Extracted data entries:
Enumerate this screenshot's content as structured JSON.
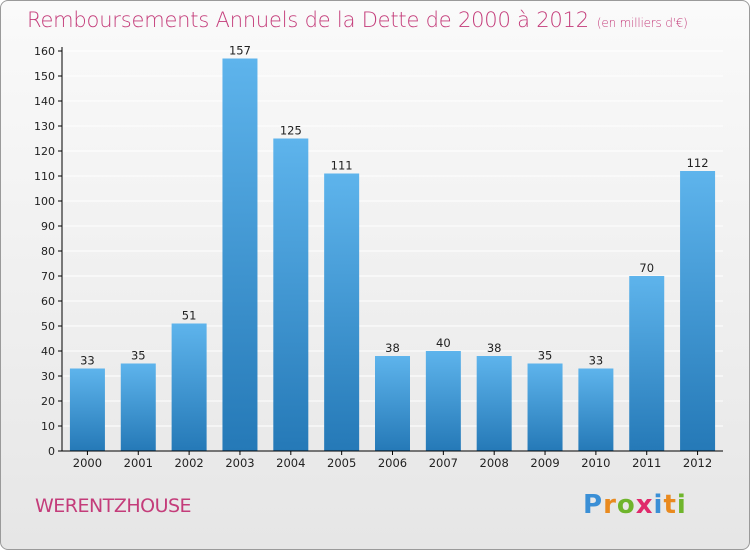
{
  "header": {
    "title": "Remboursements Annuels de la Dette de 2000 à 2012",
    "unit": "(en milliers d'€)"
  },
  "footer": {
    "town": "WERENTZHOUSE",
    "logo_letters": [
      "P",
      "r",
      "o",
      "x",
      "i",
      "t",
      "i"
    ],
    "logo_colors": [
      "#3a8fd6",
      "#e98a1f",
      "#6fb52c",
      "#e02a6b",
      "#3a8fd6",
      "#e98a1f",
      "#6fb52c"
    ]
  },
  "colors": {
    "title": "#c43c7a",
    "bar_light": "#5eb4ec",
    "bar_dark": "#2579b7",
    "axis": "#000000",
    "grid": "#ffffff"
  },
  "chart_data": {
    "type": "bar",
    "categories": [
      "2000",
      "2001",
      "2002",
      "2003",
      "2004",
      "2005",
      "2006",
      "2007",
      "2008",
      "2009",
      "2010",
      "2011",
      "2012"
    ],
    "values": [
      33,
      35,
      51,
      157,
      125,
      111,
      38,
      40,
      38,
      35,
      33,
      70,
      112
    ],
    "title": "Remboursements Annuels de la Dette de 2000 à 2012",
    "xlabel": "",
    "ylabel": "",
    "ylim": [
      0,
      160
    ],
    "yticks": [
      0,
      10,
      20,
      30,
      40,
      50,
      60,
      70,
      80,
      90,
      100,
      110,
      120,
      130,
      140,
      150,
      160
    ],
    "grid": true,
    "legend": "none"
  }
}
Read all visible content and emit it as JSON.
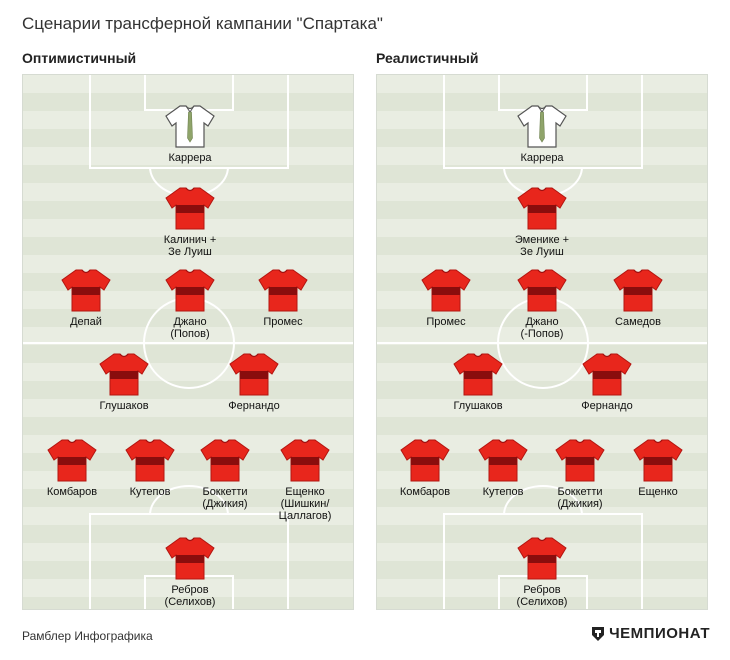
{
  "title": "Сценарии трансферной кампании \"Спартака\"",
  "colors": {
    "home_shirt": "#e8261c",
    "home_trim": "#8a0d0d",
    "gk_shirt": "#ffffff",
    "gk_trim": "#8fa46a",
    "pitch_light": "#e9ede2",
    "pitch_dark": "#dfe5d6"
  },
  "formations": [
    {
      "subtitle": "Оптимистичный",
      "players": [
        {
          "name": "Каррера",
          "kit": "gk"
        },
        {
          "name": "Калинич +\nЗе Луиш",
          "kit": "home"
        },
        {
          "name": "Депай",
          "kit": "home"
        },
        {
          "name": "Джано\n(Попов)",
          "kit": "home"
        },
        {
          "name": "Промес",
          "kit": "home"
        },
        {
          "name": "Глушаков",
          "kit": "home"
        },
        {
          "name": "Фернандо",
          "kit": "home"
        },
        {
          "name": "Комбаров",
          "kit": "home"
        },
        {
          "name": "Кутепов",
          "kit": "home"
        },
        {
          "name": "Боккетти\n(Джикия)",
          "kit": "home"
        },
        {
          "name": "Ещенко\n(Шишкин/\nЦаллагов)",
          "kit": "home"
        },
        {
          "name": "Ребров\n(Селихов)",
          "kit": "home"
        }
      ]
    },
    {
      "subtitle": "Реалистичный",
      "players": [
        {
          "name": "Каррера",
          "kit": "gk"
        },
        {
          "name": "Эменике +\nЗе Луиш",
          "kit": "home"
        },
        {
          "name": "Промес",
          "kit": "home"
        },
        {
          "name": "Джано\n(-Попов)",
          "kit": "home"
        },
        {
          "name": "Самедов",
          "kit": "home"
        },
        {
          "name": "Глушаков",
          "kit": "home"
        },
        {
          "name": "Фернандо",
          "kit": "home"
        },
        {
          "name": "Комбаров",
          "kit": "home"
        },
        {
          "name": "Кутепов",
          "kit": "home"
        },
        {
          "name": "Боккетти\n(Джикия)",
          "kit": "home"
        },
        {
          "name": "Ещенко",
          "kit": "home"
        },
        {
          "name": "Ребров\n(Селихов)",
          "kit": "home"
        }
      ]
    }
  ],
  "footer": {
    "source": "Рамблер Инфографика",
    "brand": "ЧЕМПИОНАТ"
  }
}
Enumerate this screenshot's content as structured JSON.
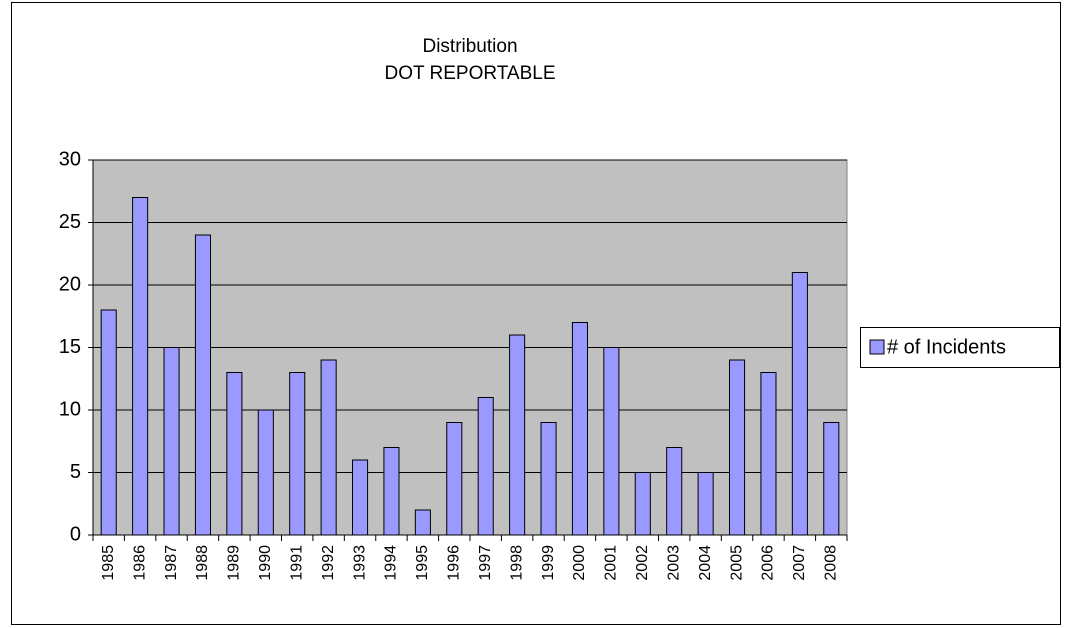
{
  "chart_data": {
    "type": "bar",
    "title": "Distribution",
    "subtitle": "DOT REPORTABLE",
    "categories": [
      "1985",
      "1986",
      "1987",
      "1988",
      "1989",
      "1990",
      "1991",
      "1992",
      "1993",
      "1994",
      "1995",
      "1996",
      "1997",
      "1998",
      "1999",
      "2000",
      "2001",
      "2002",
      "2003",
      "2004",
      "2005",
      "2006",
      "2007",
      "2008"
    ],
    "series": [
      {
        "name": "# of Incidents",
        "color": "#9999ff",
        "values": [
          18,
          27,
          15,
          24,
          13,
          10,
          13,
          14,
          6,
          7,
          2,
          9,
          11,
          16,
          9,
          17,
          15,
          5,
          7,
          5,
          14,
          13,
          21,
          9
        ]
      }
    ],
    "ylim": [
      0,
      30
    ],
    "yticks": [
      0,
      5,
      10,
      15,
      20,
      25,
      30
    ],
    "grid": true,
    "legend": "right"
  }
}
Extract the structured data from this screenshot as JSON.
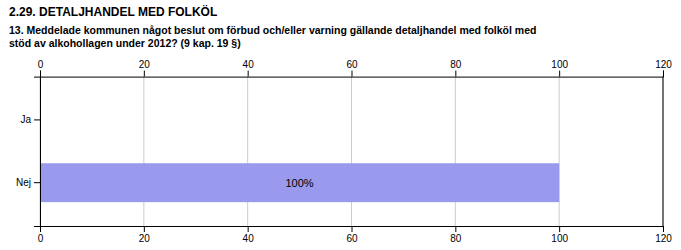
{
  "chart_data": {
    "type": "bar",
    "orientation": "horizontal",
    "title": "2.29. DETALJHANDEL MED FOLKÖL",
    "subtitle": "13. Meddelade kommunen något beslut om förbud och/eller varning gällande detaljhandel med folköl med\nstöd av alkohollagen under 2012? (9 kap. 19 §)",
    "categories": [
      "Ja",
      "Nej"
    ],
    "values": [
      0,
      100
    ],
    "value_labels": [
      null,
      "100%"
    ],
    "data_labels": true,
    "color": "#9999ee",
    "xlim": [
      0,
      120
    ],
    "xticks": [
      0,
      20,
      40,
      60,
      80,
      100,
      120
    ],
    "grid": true
  }
}
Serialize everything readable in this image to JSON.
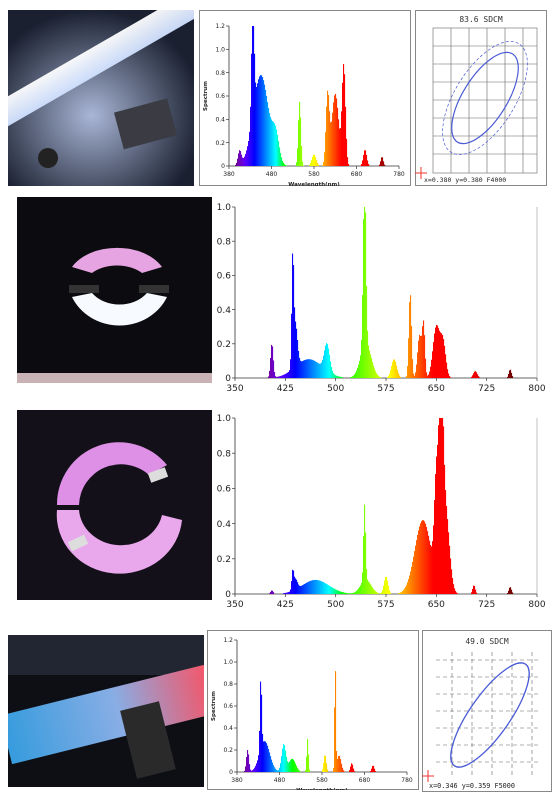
{
  "rows": [
    {
      "photo": {
        "subject": "linear tube lamp",
        "bg": "#1c2233"
      },
      "chart_data": {
        "type": "area",
        "ylabel": "Spectrum",
        "xlabel": "Wavelength(nm)",
        "xlim": [
          380,
          780
        ],
        "ylim": [
          0,
          1.2
        ],
        "x_ticks": [
          380,
          480,
          580,
          680,
          780
        ],
        "x_tick_labels": [
          "380",
          "480",
          "580",
          "680",
          "780"
        ],
        "y_ticks": [
          0,
          0.2,
          0.4,
          0.6,
          0.8,
          1.0,
          1.2
        ],
        "y_tick_labels": [
          "0",
          "0.2",
          "0.4",
          "0.6",
          "0.8",
          "1.0",
          "1.2"
        ],
        "peaks": [
          {
            "x": 405,
            "w": 4,
            "h": 0.12
          },
          {
            "x": 436,
            "w": 3,
            "h": 1.0
          },
          {
            "x": 455,
            "w": 18,
            "h": 0.78
          },
          {
            "x": 490,
            "w": 8,
            "h": 0.22
          },
          {
            "x": 546,
            "w": 3,
            "h": 0.55
          },
          {
            "x": 580,
            "w": 5,
            "h": 0.1
          },
          {
            "x": 612,
            "w": 4,
            "h": 0.6
          },
          {
            "x": 630,
            "w": 8,
            "h": 0.62
          },
          {
            "x": 650,
            "w": 4,
            "h": 0.85
          },
          {
            "x": 700,
            "w": 4,
            "h": 0.14
          },
          {
            "x": 740,
            "w": 3,
            "h": 0.08
          }
        ]
      },
      "cie": {
        "title": "83.6 SDCM",
        "coords": "x=0.380  y=0.380  F4000"
      }
    },
    {
      "photo": {
        "subject": "pink/white circular lamp",
        "bg": "#0d0d12"
      },
      "chart_data": {
        "type": "area",
        "xlim": [
          350,
          800
        ],
        "ylim": [
          0,
          1.0
        ],
        "x_ticks": [
          350,
          425,
          500,
          575,
          650,
          725,
          800
        ],
        "x_tick_labels": [
          "350",
          "425",
          "500",
          "575",
          "650",
          "725",
          "800"
        ],
        "y_ticks": [
          0,
          0.2,
          0.4,
          0.6,
          0.8,
          1.0
        ],
        "y_tick_labels": [
          "0",
          "0.2",
          "0.4",
          "0.6",
          "0.8",
          "1.0"
        ],
        "peaks": [
          {
            "x": 405,
            "w": 2,
            "h": 0.2
          },
          {
            "x": 436,
            "w": 1.5,
            "h": 0.6
          },
          {
            "x": 440,
            "w": 3,
            "h": 0.25
          },
          {
            "x": 460,
            "w": 20,
            "h": 0.11
          },
          {
            "x": 487,
            "w": 4,
            "h": 0.16
          },
          {
            "x": 543,
            "w": 2,
            "h": 1.0
          },
          {
            "x": 545,
            "w": 8,
            "h": 0.2
          },
          {
            "x": 587,
            "w": 4,
            "h": 0.11
          },
          {
            "x": 611,
            "w": 2,
            "h": 0.5
          },
          {
            "x": 625,
            "w": 3,
            "h": 0.25
          },
          {
            "x": 631,
            "w": 2,
            "h": 0.3
          },
          {
            "x": 650,
            "w": 5,
            "h": 0.3
          },
          {
            "x": 660,
            "w": 4,
            "h": 0.2
          },
          {
            "x": 708,
            "w": 3,
            "h": 0.04
          },
          {
            "x": 760,
            "w": 2,
            "h": 0.05
          }
        ]
      }
    },
    {
      "photo": {
        "subject": "magenta circular lamp",
        "bg": "#141019"
      },
      "chart_data": {
        "type": "area",
        "xlim": [
          350,
          800
        ],
        "ylim": [
          0,
          1.0
        ],
        "x_ticks": [
          350,
          425,
          500,
          575,
          650,
          725,
          800
        ],
        "x_tick_labels": [
          "350",
          "425",
          "500",
          "575",
          "650",
          "725",
          "800"
        ],
        "y_ticks": [
          0,
          0.2,
          0.4,
          0.6,
          0.8,
          1.0
        ],
        "y_tick_labels": [
          "0",
          "0.2",
          "0.4",
          "0.6",
          "0.8",
          "1.0"
        ],
        "peaks": [
          {
            "x": 405,
            "w": 2,
            "h": 0.02
          },
          {
            "x": 436,
            "w": 1.5,
            "h": 0.1
          },
          {
            "x": 440,
            "w": 3,
            "h": 0.06
          },
          {
            "x": 470,
            "w": 20,
            "h": 0.08
          },
          {
            "x": 543,
            "w": 1.5,
            "h": 0.43
          },
          {
            "x": 545,
            "w": 8,
            "h": 0.08
          },
          {
            "x": 575,
            "w": 3,
            "h": 0.1
          },
          {
            "x": 630,
            "w": 12,
            "h": 0.42
          },
          {
            "x": 650,
            "w": 3,
            "h": 0.55
          },
          {
            "x": 657,
            "w": 3,
            "h": 1.0
          },
          {
            "x": 663,
            "w": 6,
            "h": 0.5
          },
          {
            "x": 706,
            "w": 2,
            "h": 0.05
          },
          {
            "x": 760,
            "w": 2,
            "h": 0.04
          }
        ]
      }
    },
    {
      "photo": {
        "subject": "blue/red tube lamp",
        "bg": "#0e0f14"
      },
      "chart_data": {
        "type": "area",
        "ylabel": "Spectrum",
        "xlabel": "Wavelength(nm)",
        "xlim": [
          380,
          780
        ],
        "ylim": [
          0,
          1.2
        ],
        "x_ticks": [
          380,
          480,
          580,
          680,
          780
        ],
        "x_tick_labels": [
          "380",
          "480",
          "580",
          "680",
          "780"
        ],
        "y_ticks": [
          0,
          0.2,
          0.4,
          0.6,
          0.8,
          1.0,
          1.2
        ],
        "y_tick_labels": [
          "0",
          "0.2",
          "0.4",
          "0.6",
          "0.8",
          "1.0",
          "1.2"
        ],
        "peaks": [
          {
            "x": 405,
            "w": 3,
            "h": 0.2
          },
          {
            "x": 436,
            "w": 2,
            "h": 0.66
          },
          {
            "x": 445,
            "w": 12,
            "h": 0.28
          },
          {
            "x": 490,
            "w": 5,
            "h": 0.25
          },
          {
            "x": 510,
            "w": 8,
            "h": 0.12
          },
          {
            "x": 546,
            "w": 2,
            "h": 0.3
          },
          {
            "x": 587,
            "w": 3,
            "h": 0.16
          },
          {
            "x": 611,
            "w": 1.5,
            "h": 1.0
          },
          {
            "x": 620,
            "w": 5,
            "h": 0.15
          },
          {
            "x": 650,
            "w": 3,
            "h": 0.08
          },
          {
            "x": 700,
            "w": 3,
            "h": 0.06
          }
        ]
      },
      "cie": {
        "title": "49.0 SDCM",
        "coords": "x=0.346  y=0.359  F5000"
      }
    }
  ]
}
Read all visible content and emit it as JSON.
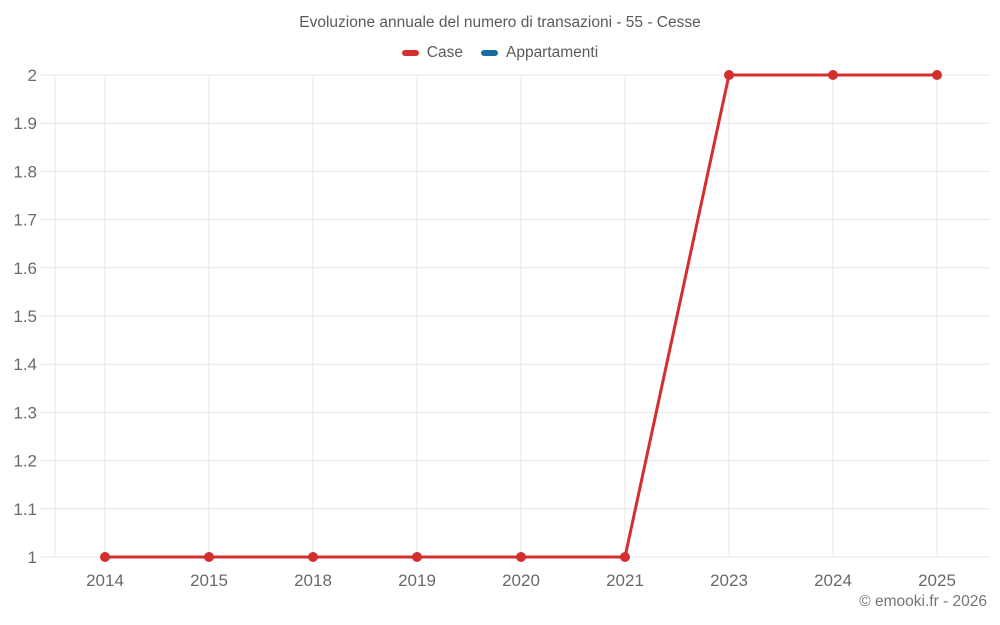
{
  "chart_data": {
    "type": "line",
    "title": "Evoluzione annuale del numero di transazioni - 55 - Cesse",
    "categories": [
      "2014",
      "2015",
      "2018",
      "2019",
      "2020",
      "2021",
      "2023",
      "2024",
      "2025"
    ],
    "series": [
      {
        "name": "Case",
        "color": "#d32f2f",
        "values": [
          1,
          1,
          1,
          1,
          1,
          1,
          2,
          2,
          2
        ]
      },
      {
        "name": "Appartamenti",
        "color": "#176ca0",
        "values": []
      }
    ],
    "xlabel": "",
    "ylabel": "",
    "ylim": [
      1,
      2
    ],
    "ytick_step": 0.1,
    "yticks": [
      1,
      1.1,
      1.2,
      1.3,
      1.4,
      1.5,
      1.6,
      1.7,
      1.8,
      1.9,
      2
    ],
    "grid": true,
    "legend_position": "top",
    "grid_color": "#e7e7e7",
    "tick_label_color": "#6a6a6a",
    "point_radius": 5,
    "line_width": 3
  },
  "footer": {
    "copyright": "© emooki.fr - 2026"
  }
}
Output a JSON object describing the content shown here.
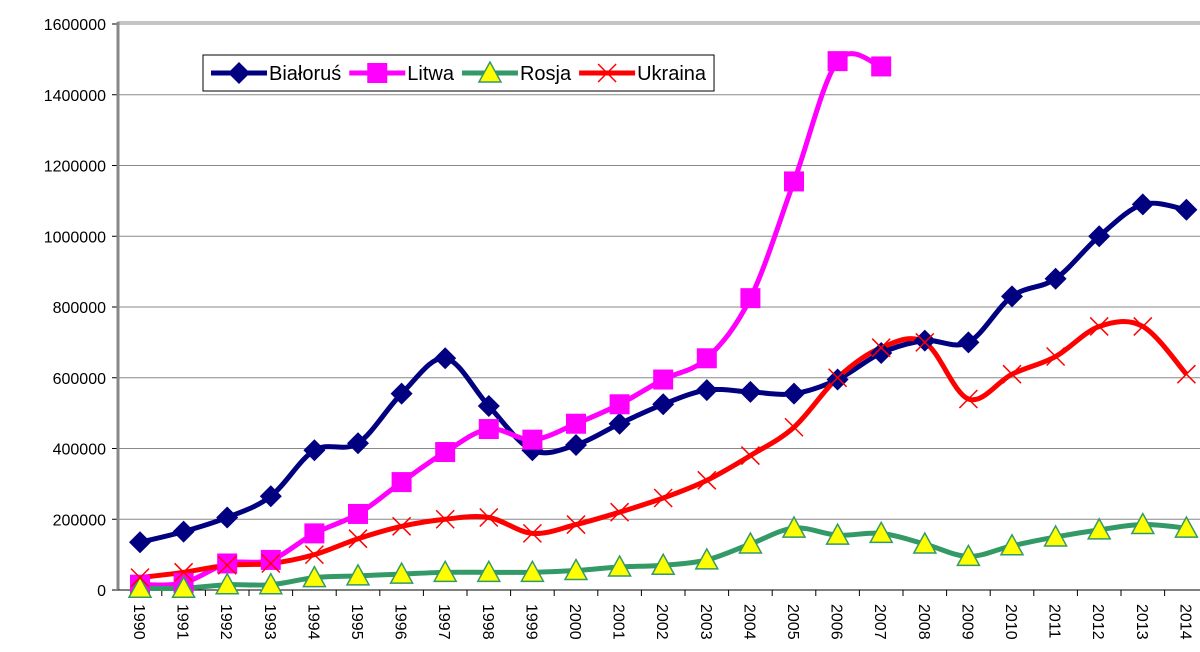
{
  "chart_data": {
    "type": "line",
    "categories": [
      "1990",
      "1991",
      "1992",
      "1993",
      "1994",
      "1995",
      "1996",
      "1997",
      "1998",
      "1999",
      "2000",
      "2001",
      "2002",
      "2003",
      "2004",
      "2005",
      "2006",
      "2007",
      "2008",
      "2009",
      "2010",
      "2011",
      "2012",
      "2013",
      "2014"
    ],
    "series": [
      {
        "name": "Białoruś",
        "color": "#000080",
        "marker": "diamond",
        "values": [
          135000,
          165000,
          205000,
          265000,
          395000,
          415000,
          555000,
          655000,
          520000,
          395000,
          410000,
          470000,
          525000,
          565000,
          560000,
          555000,
          595000,
          670000,
          705000,
          700000,
          830000,
          880000,
          1000000,
          1090000,
          1075000
        ]
      },
      {
        "name": "Litwa",
        "color": "#ff00ff",
        "marker": "square",
        "values": [
          15000,
          20000,
          75000,
          85000,
          160000,
          215000,
          305000,
          390000,
          455000,
          425000,
          470000,
          525000,
          595000,
          655000,
          825000,
          1155000,
          1495000,
          1480000,
          null,
          null,
          null,
          null,
          null,
          null,
          null
        ]
      },
      {
        "name": "Rosja",
        "color": "#339966",
        "marker": "triangle",
        "values": [
          5000,
          5000,
          15000,
          15000,
          35000,
          40000,
          45000,
          50000,
          50000,
          50000,
          55000,
          65000,
          70000,
          85000,
          130000,
          175000,
          155000,
          160000,
          130000,
          95000,
          125000,
          150000,
          170000,
          185000,
          175000
        ]
      },
      {
        "name": "Ukraina",
        "color": "#ff0000",
        "marker": "x",
        "values": [
          35000,
          50000,
          70000,
          75000,
          100000,
          145000,
          180000,
          200000,
          205000,
          160000,
          185000,
          220000,
          260000,
          310000,
          380000,
          460000,
          600000,
          685000,
          700000,
          540000,
          610000,
          660000,
          745000,
          745000,
          610000
        ]
      }
    ],
    "ylim": [
      0,
      1600000
    ],
    "yticks": [
      0,
      200000,
      400000,
      600000,
      800000,
      1000000,
      1200000,
      1400000,
      1600000
    ],
    "grid": true,
    "smooth": true,
    "legend": "top-left"
  }
}
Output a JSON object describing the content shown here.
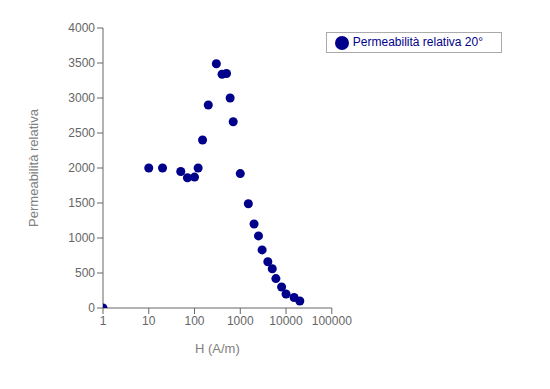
{
  "chart_data": {
    "type": "scatter",
    "x": [
      1,
      10,
      20,
      50,
      70,
      100,
      120,
      150,
      200,
      300,
      400,
      500,
      600,
      700,
      1000,
      1500,
      2000,
      2500,
      3000,
      4000,
      5000,
      6000,
      8000,
      10000,
      15000,
      20000
    ],
    "series": [
      {
        "name": "Permeabilità relativa 20°",
        "color": "#00008B",
        "marker": ".",
        "values": [
          0,
          2000,
          2000,
          1950,
          1860,
          1870,
          2000,
          2400,
          2900,
          3490,
          3340,
          3350,
          3000,
          2660,
          1920,
          1490,
          1200,
          1030,
          830,
          660,
          560,
          420,
          300,
          200,
          150,
          100
        ]
      }
    ],
    "xlabel": "H (A/m)",
    "ylabel": "Permeabilità relativa",
    "xlim": [
      1,
      100000
    ],
    "ylim": [
      0,
      4000
    ],
    "xticks": [
      1,
      10,
      100,
      1000,
      10000,
      100000
    ],
    "yticks": [
      0,
      500,
      1000,
      1500,
      2000,
      2500,
      3000,
      3500,
      4000
    ],
    "log": "x",
    "grid": false,
    "legend": "upper right"
  }
}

WHAT TO DO: Where a line above holds the string "subject", show that line.

WRITTEN ANSWER:
        "subject": "linear tube lamp",
        "subject": "pink/white circular lamp",
        "subject": "magenta circular lamp",
        "subject": "blue/red tube lamp",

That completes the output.